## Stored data

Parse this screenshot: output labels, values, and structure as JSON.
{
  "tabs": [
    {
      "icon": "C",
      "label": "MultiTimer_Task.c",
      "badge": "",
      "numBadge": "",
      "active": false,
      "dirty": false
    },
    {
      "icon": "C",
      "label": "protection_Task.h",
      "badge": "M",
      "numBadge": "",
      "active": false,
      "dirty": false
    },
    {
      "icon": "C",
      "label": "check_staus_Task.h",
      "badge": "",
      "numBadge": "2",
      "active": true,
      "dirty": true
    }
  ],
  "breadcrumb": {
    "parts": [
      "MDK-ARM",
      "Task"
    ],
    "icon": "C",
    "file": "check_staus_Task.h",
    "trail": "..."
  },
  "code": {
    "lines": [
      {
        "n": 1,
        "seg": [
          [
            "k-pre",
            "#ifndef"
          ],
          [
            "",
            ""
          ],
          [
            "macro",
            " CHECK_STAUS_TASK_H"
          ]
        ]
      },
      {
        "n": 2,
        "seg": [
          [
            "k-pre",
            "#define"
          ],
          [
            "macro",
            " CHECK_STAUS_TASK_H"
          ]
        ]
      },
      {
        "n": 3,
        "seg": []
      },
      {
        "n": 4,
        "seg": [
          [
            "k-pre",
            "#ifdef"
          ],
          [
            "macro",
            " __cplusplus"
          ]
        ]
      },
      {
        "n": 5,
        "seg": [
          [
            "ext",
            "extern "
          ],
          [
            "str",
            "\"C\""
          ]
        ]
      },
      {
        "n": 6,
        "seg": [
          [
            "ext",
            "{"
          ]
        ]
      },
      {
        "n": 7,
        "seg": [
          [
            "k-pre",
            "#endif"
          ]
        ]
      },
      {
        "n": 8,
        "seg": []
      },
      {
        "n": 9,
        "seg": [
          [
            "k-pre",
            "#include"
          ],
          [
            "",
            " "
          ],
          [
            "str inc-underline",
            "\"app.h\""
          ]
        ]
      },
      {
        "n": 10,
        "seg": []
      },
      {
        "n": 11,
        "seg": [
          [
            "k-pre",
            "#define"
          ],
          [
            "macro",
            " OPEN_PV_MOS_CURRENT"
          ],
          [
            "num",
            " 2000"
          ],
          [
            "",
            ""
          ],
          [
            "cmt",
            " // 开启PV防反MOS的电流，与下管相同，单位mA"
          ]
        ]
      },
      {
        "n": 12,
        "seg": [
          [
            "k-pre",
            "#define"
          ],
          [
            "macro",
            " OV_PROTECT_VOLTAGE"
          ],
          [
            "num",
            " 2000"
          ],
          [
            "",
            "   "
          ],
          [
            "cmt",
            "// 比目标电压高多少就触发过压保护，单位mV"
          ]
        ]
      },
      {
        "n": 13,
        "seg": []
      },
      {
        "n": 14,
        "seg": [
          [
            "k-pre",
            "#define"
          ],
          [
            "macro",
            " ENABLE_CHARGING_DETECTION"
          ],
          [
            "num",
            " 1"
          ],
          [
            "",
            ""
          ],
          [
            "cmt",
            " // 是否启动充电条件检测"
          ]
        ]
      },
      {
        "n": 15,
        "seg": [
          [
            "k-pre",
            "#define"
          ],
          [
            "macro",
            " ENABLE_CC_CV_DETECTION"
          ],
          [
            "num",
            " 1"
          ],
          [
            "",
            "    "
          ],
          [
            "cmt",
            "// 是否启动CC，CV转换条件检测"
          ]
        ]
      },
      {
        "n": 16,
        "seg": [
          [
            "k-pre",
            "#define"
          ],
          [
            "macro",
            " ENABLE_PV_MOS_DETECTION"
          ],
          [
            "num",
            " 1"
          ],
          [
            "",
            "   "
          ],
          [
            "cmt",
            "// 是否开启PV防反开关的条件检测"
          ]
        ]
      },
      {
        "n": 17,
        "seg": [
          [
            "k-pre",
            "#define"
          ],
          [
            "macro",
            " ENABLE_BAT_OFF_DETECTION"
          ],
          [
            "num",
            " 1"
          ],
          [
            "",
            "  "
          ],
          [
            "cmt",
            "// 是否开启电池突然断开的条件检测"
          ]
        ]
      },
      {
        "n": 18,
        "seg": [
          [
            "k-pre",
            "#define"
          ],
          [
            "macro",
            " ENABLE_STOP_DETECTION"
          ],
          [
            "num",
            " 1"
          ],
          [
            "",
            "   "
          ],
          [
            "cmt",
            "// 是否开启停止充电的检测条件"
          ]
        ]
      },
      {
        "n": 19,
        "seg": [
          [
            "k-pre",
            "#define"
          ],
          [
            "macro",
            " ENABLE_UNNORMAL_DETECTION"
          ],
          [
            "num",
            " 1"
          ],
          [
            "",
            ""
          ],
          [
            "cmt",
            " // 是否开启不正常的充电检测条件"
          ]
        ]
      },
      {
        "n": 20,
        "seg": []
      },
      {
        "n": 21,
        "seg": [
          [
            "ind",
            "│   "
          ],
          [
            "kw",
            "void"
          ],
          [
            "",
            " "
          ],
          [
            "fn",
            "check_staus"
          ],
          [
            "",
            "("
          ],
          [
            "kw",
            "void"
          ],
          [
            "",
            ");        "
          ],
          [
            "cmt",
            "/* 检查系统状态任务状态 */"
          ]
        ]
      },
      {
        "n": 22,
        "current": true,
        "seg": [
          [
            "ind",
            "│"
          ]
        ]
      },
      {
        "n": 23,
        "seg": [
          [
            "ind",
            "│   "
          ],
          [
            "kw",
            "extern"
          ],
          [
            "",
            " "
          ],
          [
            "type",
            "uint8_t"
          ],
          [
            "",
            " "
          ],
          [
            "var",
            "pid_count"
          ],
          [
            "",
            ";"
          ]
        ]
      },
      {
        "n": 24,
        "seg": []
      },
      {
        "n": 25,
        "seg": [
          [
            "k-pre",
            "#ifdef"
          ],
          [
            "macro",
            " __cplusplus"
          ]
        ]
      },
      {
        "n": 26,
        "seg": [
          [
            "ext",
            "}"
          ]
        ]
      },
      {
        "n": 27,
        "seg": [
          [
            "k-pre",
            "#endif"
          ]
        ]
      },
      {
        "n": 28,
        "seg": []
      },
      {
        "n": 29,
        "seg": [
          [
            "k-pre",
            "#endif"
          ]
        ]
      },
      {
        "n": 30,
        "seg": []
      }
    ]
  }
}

## WHAT TO PRODUCE
Print all the data exactly.

## SOLUTION TO THE EXERCISE
Parse this screenshot: output labels, values, and structure as JSON.
{
  "tabs": [
    {
      "icon": "C",
      "label": "MultiTimer_Task.c",
      "badge": "",
      "numBadge": "",
      "active": false,
      "dirty": false
    },
    {
      "icon": "C",
      "label": "protection_Task.h",
      "badge": "M",
      "numBadge": "",
      "active": false,
      "dirty": false
    },
    {
      "icon": "C",
      "label": "check_staus_Task.h",
      "badge": "",
      "numBadge": "2",
      "active": true,
      "dirty": true
    }
  ],
  "breadcrumb": {
    "parts": [
      "MDK-ARM",
      "Task"
    ],
    "icon": "C",
    "file": "check_staus_Task.h",
    "trail": "..."
  },
  "code": {
    "lines": [
      {
        "n": 1,
        "seg": [
          [
            "k-pre",
            "#ifndef"
          ],
          [
            "",
            ""
          ],
          [
            "macro",
            " CHECK_STAUS_TASK_H"
          ]
        ]
      },
      {
        "n": 2,
        "seg": [
          [
            "k-pre",
            "#define"
          ],
          [
            "macro",
            " CHECK_STAUS_TASK_H"
          ]
        ]
      },
      {
        "n": 3,
        "seg": []
      },
      {
        "n": 4,
        "seg": [
          [
            "k-pre",
            "#ifdef"
          ],
          [
            "macro",
            " __cplusplus"
          ]
        ]
      },
      {
        "n": 5,
        "seg": [
          [
            "ext",
            "extern "
          ],
          [
            "str",
            "\"C\""
          ]
        ]
      },
      {
        "n": 6,
        "seg": [
          [
            "ext",
            "{"
          ]
        ]
      },
      {
        "n": 7,
        "seg": [
          [
            "k-pre",
            "#endif"
          ]
        ]
      },
      {
        "n": 8,
        "seg": []
      },
      {
        "n": 9,
        "seg": [
          [
            "k-pre",
            "#include"
          ],
          [
            "",
            " "
          ],
          [
            "str inc-underline",
            "\"app.h\""
          ]
        ]
      },
      {
        "n": 10,
        "seg": []
      },
      {
        "n": 11,
        "seg": [
          [
            "k-pre",
            "#define"
          ],
          [
            "macro",
            " OPEN_PV_MOS_CURRENT"
          ],
          [
            "num",
            " 2000"
          ],
          [
            "",
            ""
          ],
          [
            "cmt",
            " // 开启PV防反MOS的电流，与下管相同，单位mA"
          ]
        ]
      },
      {
        "n": 12,
        "seg": [
          [
            "k-pre",
            "#define"
          ],
          [
            "macro",
            " OV_PROTECT_VOLTAGE"
          ],
          [
            "num",
            " 2000"
          ],
          [
            "",
            "   "
          ],
          [
            "cmt",
            "// 比目标电压高多少就触发过压保护，单位mV"
          ]
        ]
      },
      {
        "n": 13,
        "seg": []
      },
      {
        "n": 14,
        "seg": [
          [
            "k-pre",
            "#define"
          ],
          [
            "macro",
            " ENABLE_CHARGING_DETECTION"
          ],
          [
            "num",
            " 1"
          ],
          [
            "",
            ""
          ],
          [
            "cmt",
            " // 是否启动充电条件检测"
          ]
        ]
      },
      {
        "n": 15,
        "seg": [
          [
            "k-pre",
            "#define"
          ],
          [
            "macro",
            " ENABLE_CC_CV_DETECTION"
          ],
          [
            "num",
            " 1"
          ],
          [
            "",
            "    "
          ],
          [
            "cmt",
            "// 是否启动CC，CV转换条件检测"
          ]
        ]
      },
      {
        "n": 16,
        "seg": [
          [
            "k-pre",
            "#define"
          ],
          [
            "macro",
            " ENABLE_PV_MOS_DETECTION"
          ],
          [
            "num",
            " 1"
          ],
          [
            "",
            "   "
          ],
          [
            "cmt",
            "// 是否开启PV防反开关的条件检测"
          ]
        ]
      },
      {
        "n": 17,
        "seg": [
          [
            "k-pre",
            "#define"
          ],
          [
            "macro",
            " ENABLE_BAT_OFF_DETECTION"
          ],
          [
            "num",
            " 1"
          ],
          [
            "",
            "  "
          ],
          [
            "cmt",
            "// 是否开启电池突然断开的条件检测"
          ]
        ]
      },
      {
        "n": 18,
        "seg": [
          [
            "k-pre",
            "#define"
          ],
          [
            "macro",
            " ENABLE_STOP_DETECTION"
          ],
          [
            "num",
            " 1"
          ],
          [
            "",
            "   "
          ],
          [
            "cmt",
            "// 是否开启停止充电的检测条件"
          ]
        ]
      },
      {
        "n": 19,
        "seg": [
          [
            "k-pre",
            "#define"
          ],
          [
            "macro",
            " ENABLE_UNNORMAL_DETECTION"
          ],
          [
            "num",
            " 1"
          ],
          [
            "",
            ""
          ],
          [
            "cmt",
            " // 是否开启不正常的充电检测条件"
          ]
        ]
      },
      {
        "n": 20,
        "seg": []
      },
      {
        "n": 21,
        "seg": [
          [
            "ind",
            "│   "
          ],
          [
            "kw",
            "void"
          ],
          [
            "",
            " "
          ],
          [
            "fn",
            "check_staus"
          ],
          [
            "",
            "("
          ],
          [
            "kw",
            "void"
          ],
          [
            "",
            ");        "
          ],
          [
            "cmt",
            "/* 检查系统状态任务状态 */"
          ]
        ]
      },
      {
        "n": 22,
        "current": true,
        "seg": [
          [
            "ind",
            "│"
          ]
        ]
      },
      {
        "n": 23,
        "seg": [
          [
            "ind",
            "│   "
          ],
          [
            "kw",
            "extern"
          ],
          [
            "",
            " "
          ],
          [
            "type",
            "uint8_t"
          ],
          [
            "",
            " "
          ],
          [
            "var",
            "pid_count"
          ],
          [
            "",
            ";"
          ]
        ]
      },
      {
        "n": 24,
        "seg": []
      },
      {
        "n": 25,
        "seg": [
          [
            "k-pre",
            "#ifdef"
          ],
          [
            "macro",
            " __cplusplus"
          ]
        ]
      },
      {
        "n": 26,
        "seg": [
          [
            "ext",
            "}"
          ]
        ]
      },
      {
        "n": 27,
        "seg": [
          [
            "k-pre",
            "#endif"
          ]
        ]
      },
      {
        "n": 28,
        "seg": []
      },
      {
        "n": 29,
        "seg": [
          [
            "k-pre",
            "#endif"
          ]
        ]
      },
      {
        "n": 30,
        "seg": []
      }
    ]
  }
}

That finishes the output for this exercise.